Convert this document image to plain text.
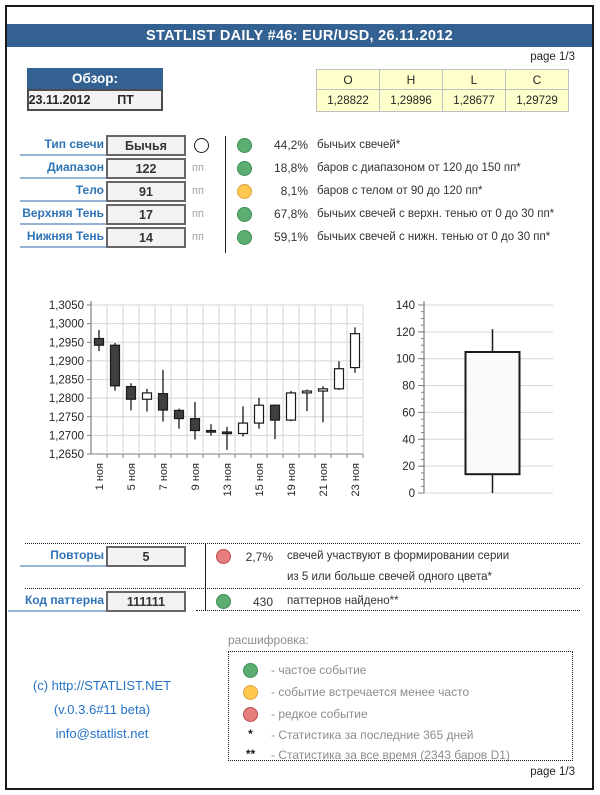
STATLIST DAILY #46: EUR/USD, 26.11.2012
page 1/3
Обзор:
23.11.2012	ПТ
O	H	L	C
1,28822	1,29896	1,28677	1,29729
Тип свечи	Бычья	44,2% бычьих свечей*
Диапазон	122	пп	18,8% баров с диапазоном от 120 до 150 пп*
Тело	91	пп	8,1% баров с телом от 90 до 120 пп*
Верхняя Тень	17	пп	67,8% бычьих свечей с верхн. тенью от 0 до 30 пп*
Нижняя Тень	14	пп	59,1% бычьих свечей с нижн. тенью от 0 до 30 пп*
1,3050
1,3000
1,2950
1,2900
1,2850
1,2800
1,2750
1,2700
1,2650
1 ноя 5 ноя 7 ноя 9 ноя 13 ноя 15 ноя 19 ноя 21 ноя 23 ноя	0
20
40
60
80
100
120
140
Повторы	5	2,7% свечей участвуют в формировании серии
из 5 или больше свечей одного цвета*
Код паттерна	111111	430 паттернов найдено**
расшифровка:
- частое событие
- событие встречается менее часто
- редкое событие
*	- Статистика за последние 365 дней
** - Статистика за все время (2343 баров D1)
page 1/3
(c) http://STATLIST.NET
(v.0.3.6#11 beta)
info@statlist.net
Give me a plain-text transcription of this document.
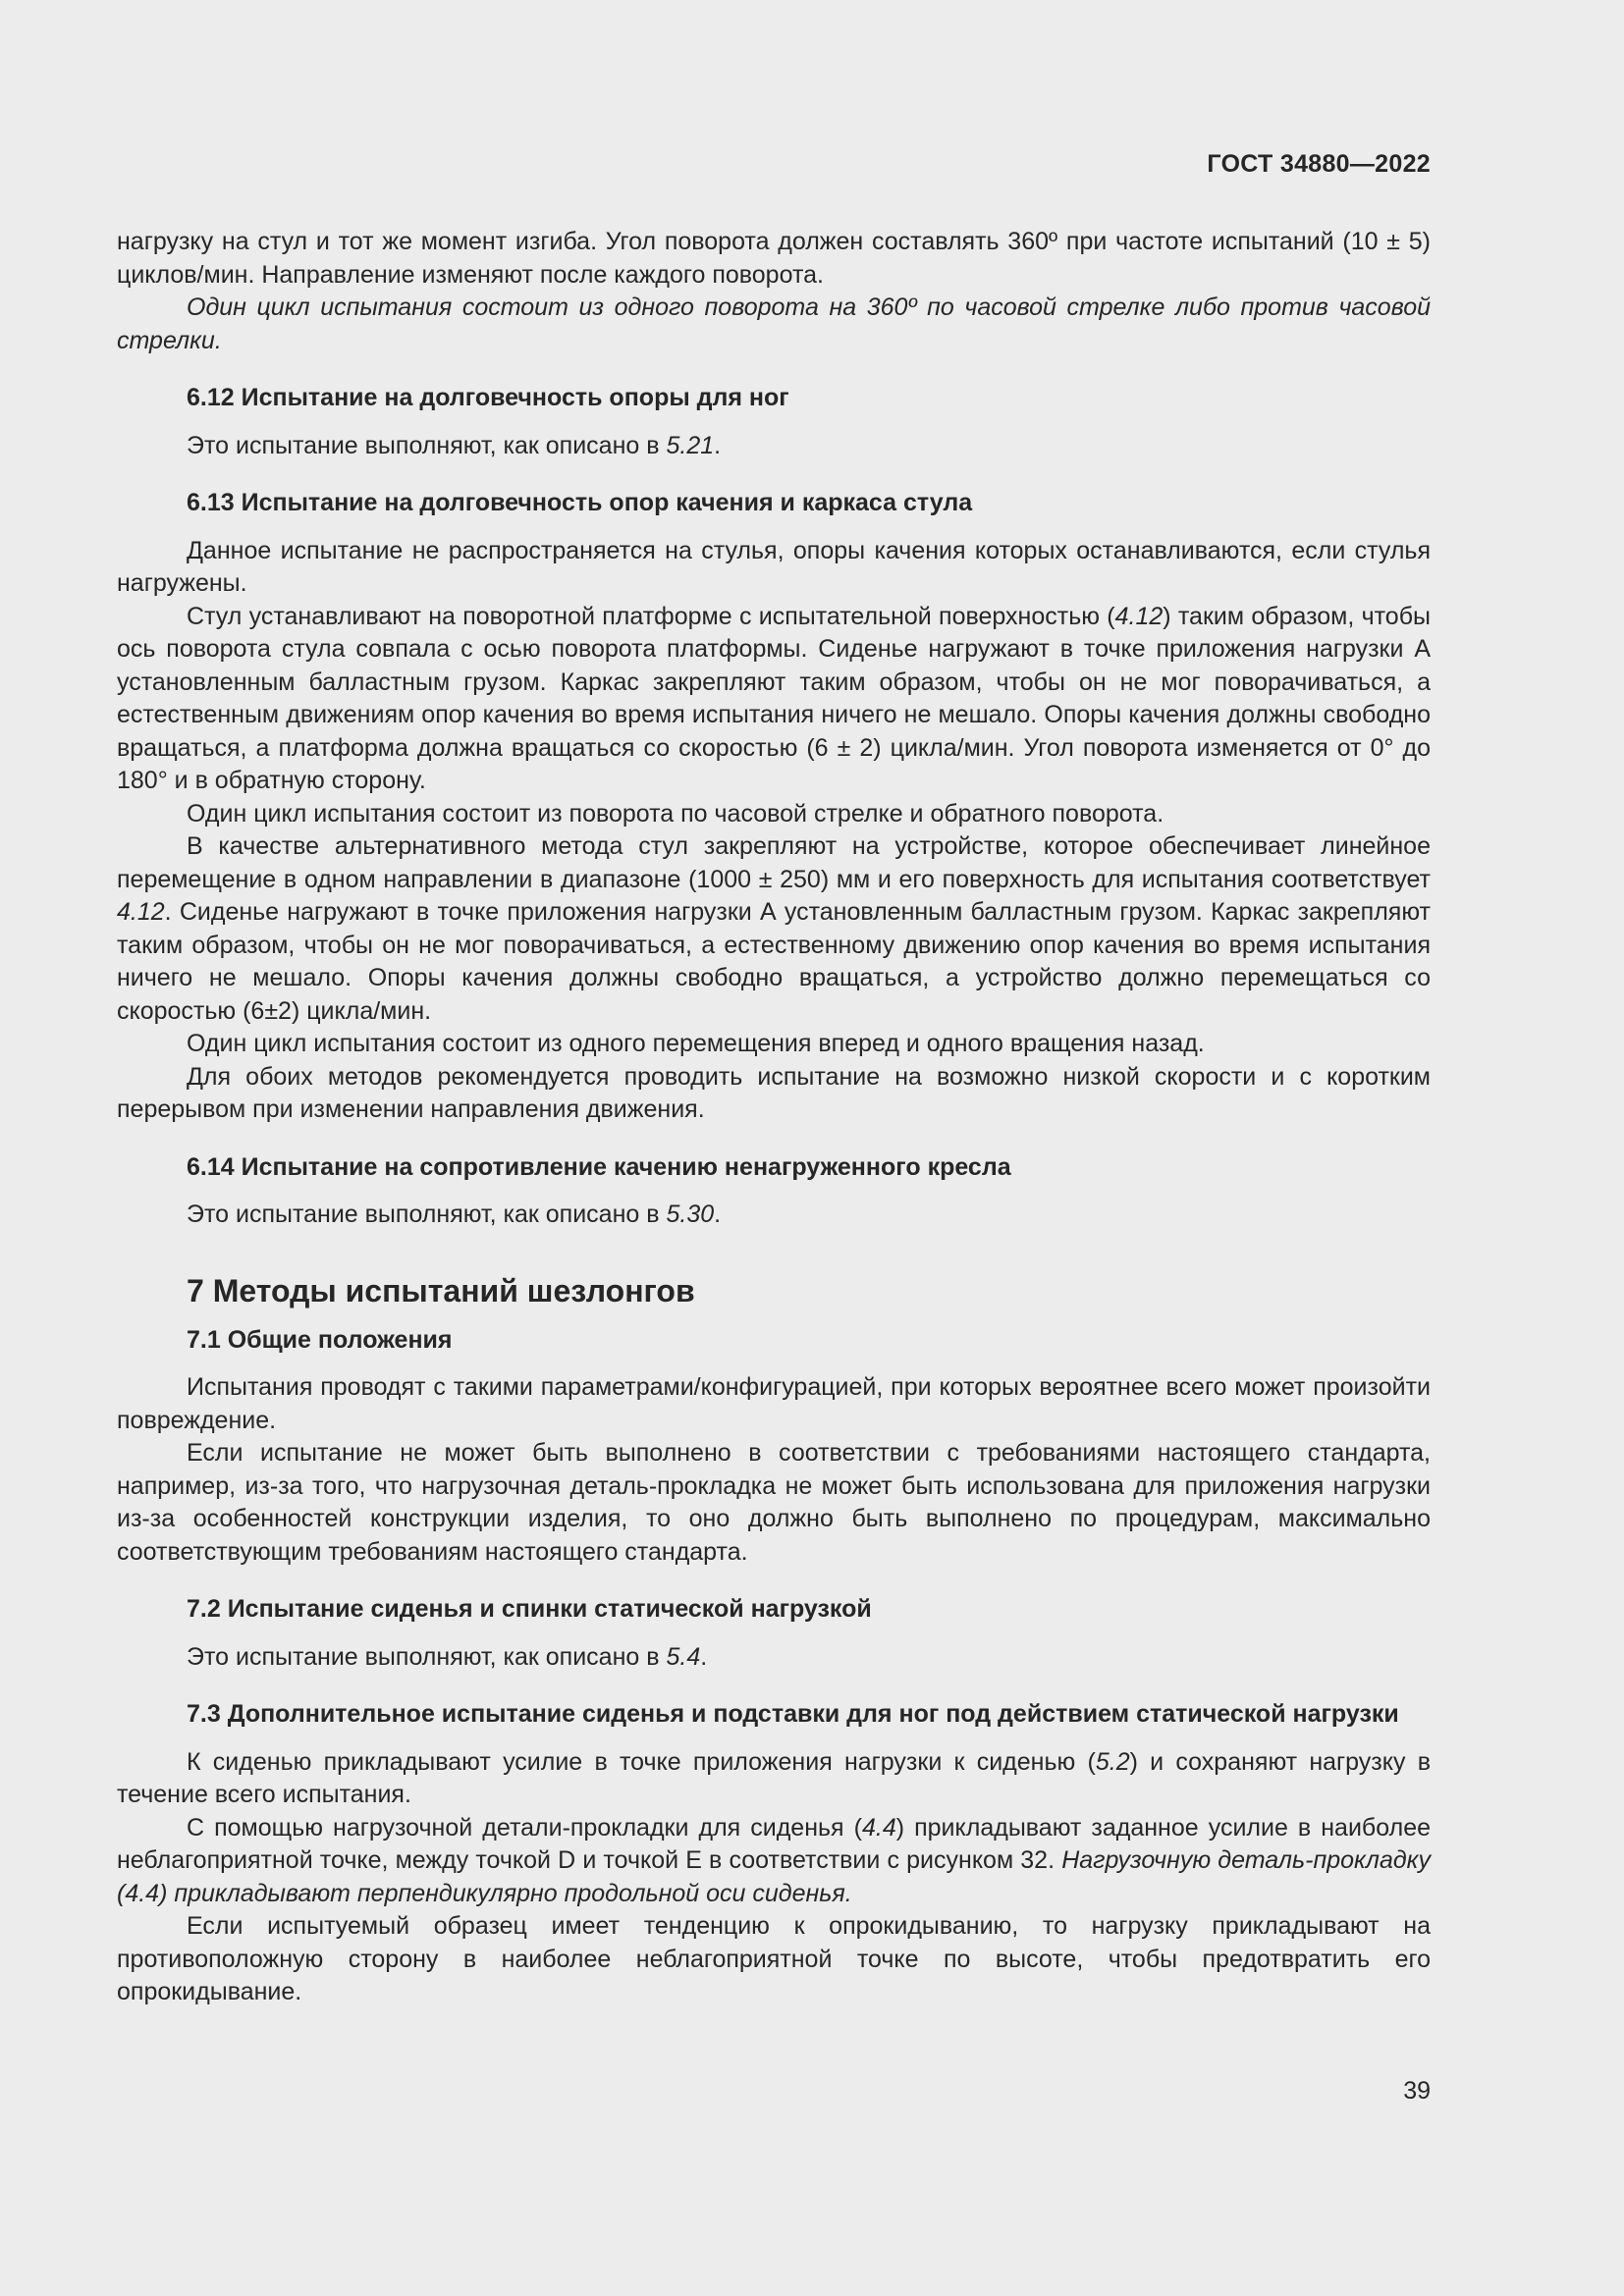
ГОСТ 34880—2022

нагрузку на стул и тот же момент изгиба. Угол поворота должен составлять 360º при частоте испытаний (10 ± 5) циклов/мин. Направление изменяют после каждого поворота.

Один цикл испытания состоит из одного поворота на 360º по часовой стрелке либо против часовой стрелки.

6.12 Испытание на долговечность опоры для ног

Это испытание выполняют, как описано в 5.21.

6.13 Испытание на долговечность опор качения и каркаса стула

Данное испытание не распространяется на стулья, опоры качения которых останавливаются, если стулья нагружены.

Стул устанавливают на поворотной платформе с испытательной поверхностью (4.12) таким образом, чтобы ось поворота стула совпала с осью поворота платформы. Сиденье нагружают в точке приложения нагрузки А установленным балластным грузом. Каркас закрепляют таким образом, чтобы он не мог поворачиваться, а естественным движениям опор качения во время испытания ничего не мешало. Опоры качения должны свободно вращаться, а платформа должна вращаться со скоростью (6 ± 2) цикла/мин. Угол поворота изменяется от 0° до 180° и в обратную сторону.

Один цикл испытания состоит из поворота по часовой стрелке и обратного поворота.

В качестве альтернативного метода стул закрепляют на устройстве, которое обеспечивает линейное перемещение в одном направлении в диапазоне (1000 ± 250) мм и его поверхность для испытания соответствует 4.12. Сиденье нагружают в точке приложения нагрузки А установленным балластным грузом. Каркас закрепляют таким образом, чтобы он не мог поворачиваться, а естественному движению опор качения во время испытания ничего не мешало. Опоры качения должны свободно вращаться, а устройство должно перемещаться со скоростью (6±2) цикла/мин.

Один цикл испытания состоит из одного перемещения вперед и одного вращения назад.

Для обоих методов рекомендуется проводить испытание на возможно низкой скорости и с коротким перерывом при изменении направления движения.

6.14 Испытание на сопротивление качению ненагруженного кресла

Это испытание выполняют, как описано в 5.30.

7 Методы испытаний шезлонгов
7.1 Общие положения

Испытания проводят с такими параметрами/конфигурацией, при которых вероятнее всего может произойти повреждение.

Если испытание не может быть выполнено в соответствии с требованиями настоящего стандарта, например, из-за того, что нагрузочная деталь-прокладка не может быть использована для приложения нагрузки из-за особенностей конструкции изделия, то оно должно быть выполнено по процедурам, максимально соответствующим требованиям настоящего стандарта.

7.2 Испытание сиденья и спинки статической нагрузкой

Это испытание выполняют, как описано в 5.4.

7.3 Дополнительное испытание сиденья и подставки для ног под действием статической нагрузки

К сиденью прикладывают усилие в точке приложения нагрузки к сиденью (5.2) и сохраняют нагрузку в течение всего испытания.

С помощью нагрузочной детали-прокладки для сиденья (4.4) прикладывают заданное усилие в наиболее неблагоприятной точке, между точкой D и точкой Е в соответствии с рисунком 32. Нагрузочную деталь-прокладку (4.4) прикладывают перпендикулярно продольной оси сиденья.

Если испытуемый образец имеет тенденцию к опрокидыванию, то нагрузку прикладывают на противоположную сторону в наиболее неблагоприятной точке по высоте, чтобы предотвратить его опрокидывание.

39
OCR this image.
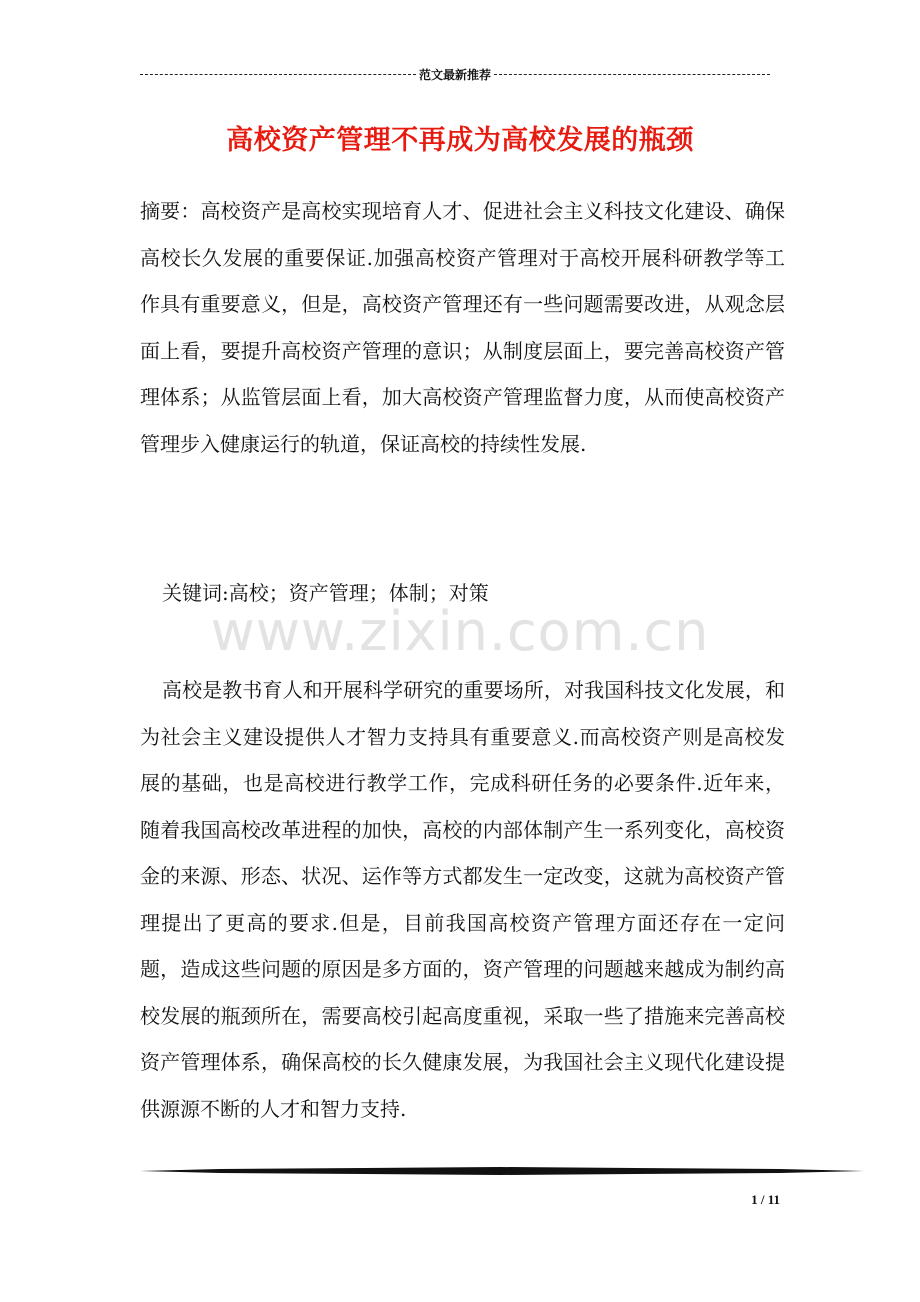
范文最新推荐
高校资产管理不再成为高校发展的瓶颈

摘要：高校资产是高校实现培育人才、促进社会主义科技文化建设、确保高校长久发展的重要保证.加强高校资产管理对于高校开展科研教学等工作具有重要意义，但是，高校资产管理还有一些问题需要改进，从观念层面上看，要提升高校资产管理的意识；从制度层面上，要完善高校资产管理体系；从监管层面上看，加大高校资产管理监督力度，从而使高校资产管理步入健康运行的轨道，保证高校的持续性发展.

关键词:高校；资产管理；体制；对策

www.zixin.com.cn

高校是教书育人和开展科学研究的重要场所，对我国科技文化发展，和为社会主义建设提供人才智力支持具有重要意义.而高校资产则是高校发展的基础，也是高校进行教学工作，完成科研任务的必要条件.近年来，随着我国高校改革进程的加快，高校的内部体制产生一系列变化，高校资金的来源、形态、状况、运作等方式都发生一定改变，这就为高校资产管理提出了更高的要求.但是，目前我国高校资产管理方面还存在一定问题，造成这些问题的原因是多方面的，资产管理的问题越来越成为制约高校发展的瓶颈所在，需要高校引起高度重视，采取一些了措施来完善高校资产管理体系，确保高校的长久健康发展，为我国社会主义现代化建设提供源源不断的人才和智力支持.

1 / 11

TASK INSTRUCTIONS
Pictures in the records should not appear in your copy, but everything else must be transcribed exactly.

THE OUTPUT
Convert this document image to plain text.
STATLIST DAILY #46: EUR/USD, 26.11.2012
page 1/3
Обзор:
23.11.2012	ПТ
O	H	L	C
1,28822	1,29896	1,28677	1,29729
Тип свечи	Бычья	44,2% бычьих свечей*
Диапазон	122	пп	18,8% баров с диапазоном от 120 до 150 пп*
Тело	91	пп	8,1% баров с телом от 90 до 120 пп*
Верхняя Тень	17	пп	67,8% бычьих свечей с верхн. тенью от 0 до 30 пп*
Нижняя Тень	14	пп	59,1% бычьих свечей с нижн. тенью от 0 до 30 пп*
1,3050
1,3000
1,2950
1,2900
1,2850
1,2800
1,2750
1,2700
1,2650
1 ноя 5 ноя 7 ноя 9 ноя 13 ноя 15 ноя 19 ноя 21 ноя 23 ноя	0
20
40
60
80
100
120
140
Повторы	5	2,7% свечей участвуют в формировании серии
из 5 или больше свечей одного цвета*
Код паттерна	111111	430 паттернов найдено**
расшифровка:
- частое событие
- событие встречается менее часто
- редкое событие
*	- Статистика за последние 365 дней
** - Статистика за все время (2343 баров D1)
page 1/3
(c) http://STATLIST.NET
(v.0.3.6#11 beta)
info@statlist.net
Give me a plain-text transcription of this document.
ГОСТ 34880—2022

нагрузку на стул и тот же момент изгиба. Угол поворота должен составлять 360º при частоте испытаний (10 ± 5) циклов/мин. Направление изменяют после каждого поворота.

Один цикл испытания состоит из одного поворота на 360º по часовой стрелке либо против часовой стрелки.

6.12 Испытание на долговечность опоры для ног

Это испытание выполняют, как описано в 5.21.

6.13 Испытание на долговечность опор качения и каркаса стула

Данное испытание не распространяется на стулья, опоры качения которых останавливаются, если стулья нагружены.

Стул устанавливают на поворотной платформе с испытательной поверхностью (4.12) таким образом, чтобы ось поворота стула совпала с осью поворота платформы. Сиденье нагружают в точке приложения нагрузки А установленным балластным грузом. Каркас закрепляют таким образом, чтобы он не мог поворачиваться, а естественным движениям опор качения во время испытания ничего не мешало. Опоры качения должны свободно вращаться, а платформа должна вращаться со скоростью (6 ± 2) цикла/мин. Угол поворота изменяется от 0° до 180° и в обратную сторону.

Один цикл испытания состоит из поворота по часовой стрелке и обратного поворота.

В качестве альтернативного метода стул закрепляют на устройстве, которое обеспечивает линейное перемещение в одном направлении в диапазоне (1000 ± 250) мм и его поверхность для испытания соответствует 4.12. Сиденье нагружают в точке приложения нагрузки А установленным балластным грузом. Каркас закрепляют таким образом, чтобы он не мог поворачиваться, а естественному движению опор качения во время испытания ничего не мешало. Опоры качения должны свободно вращаться, а устройство должно перемещаться со скоростью (6±2) цикла/мин.

Один цикл испытания состоит из одного перемещения вперед и одного вращения назад.

Для обоих методов рекомендуется проводить испытание на возможно низкой скорости и с коротким перерывом при изменении направления движения.

6.14 Испытание на сопротивление качению ненагруженного кресла

Это испытание выполняют, как описано в 5.30.

7 Методы испытаний шезлонгов
7.1 Общие положения

Испытания проводят с такими параметрами/конфигурацией, при которых вероятнее всего может произойти повреждение.

Если испытание не может быть выполнено в соответствии с требованиями настоящего стандарта, например, из-за того, что нагрузочная деталь-прокладка не может быть использована для приложения нагрузки из-за особенностей конструкции изделия, то оно должно быть выполнено по процедурам, максимально соответствующим требованиям настоящего стандарта.

7.2 Испытание сиденья и спинки статической нагрузкой

Это испытание выполняют, как описано в 5.4.

7.3 Дополнительное испытание сиденья и подставки для ног под действием статической нагрузки

К сиденью прикладывают усилие в точке приложения нагрузки к сиденью (5.2) и сохраняют нагрузку в течение всего испытания.

С помощью нагрузочной детали-прокладки для сиденья (4.4) прикладывают заданное усилие в наиболее неблагоприятной точке, между точкой D и точкой Е в соответствии с рисунком 32. Нагрузочную деталь-прокладку (4.4) прикладывают перпендикулярно продольной оси сиденья.

Если испытуемый образец имеет тенденцию к опрокидыванию, то нагрузку прикладывают на противоположную сторону в наиболее неблагоприятной точке по высоте, чтобы предотвратить его опрокидывание.

39
OCR this image.
范文最新推荐
高校资产管理不再成为高校发展的瓶颈

摘要：高校资产是高校实现培育人才、促进社会主义科技文化建设、确保高校长久发展的重要保证.加强高校资产管理对于高校开展科研教学等工作具有重要意义，但是，高校资产管理还有一些问题需要改进，从观念层面上看，要提升高校资产管理的意识；从制度层面上，要完善高校资产管理体系；从监管层面上看，加大高校资产管理监督力度，从而使高校资产管理步入健康运行的轨道，保证高校的持续性发展.

关键词:高校；资产管理；体制；对策

www.zixin.com.cn

高校是教书育人和开展科学研究的重要场所，对我国科技文化发展，和为社会主义建设提供人才智力支持具有重要意义.而高校资产则是高校发展的基础，也是高校进行教学工作，完成科研任务的必要条件.近年来，随着我国高校改革进程的加快，高校的内部体制产生一系列变化，高校资金的来源、形态、状况、运作等方式都发生一定改变，这就为高校资产管理提出了更高的要求.但是，目前我国高校资产管理方面还存在一定问题，造成这些问题的原因是多方面的，资产管理的问题越来越成为制约高校发展的瓶颈所在，需要高校引起高度重视，采取一些了措施来完善高校资产管理体系，确保高校的长久健康发展，为我国社会主义现代化建设提供源源不断的人才和智力支持.

1 / 11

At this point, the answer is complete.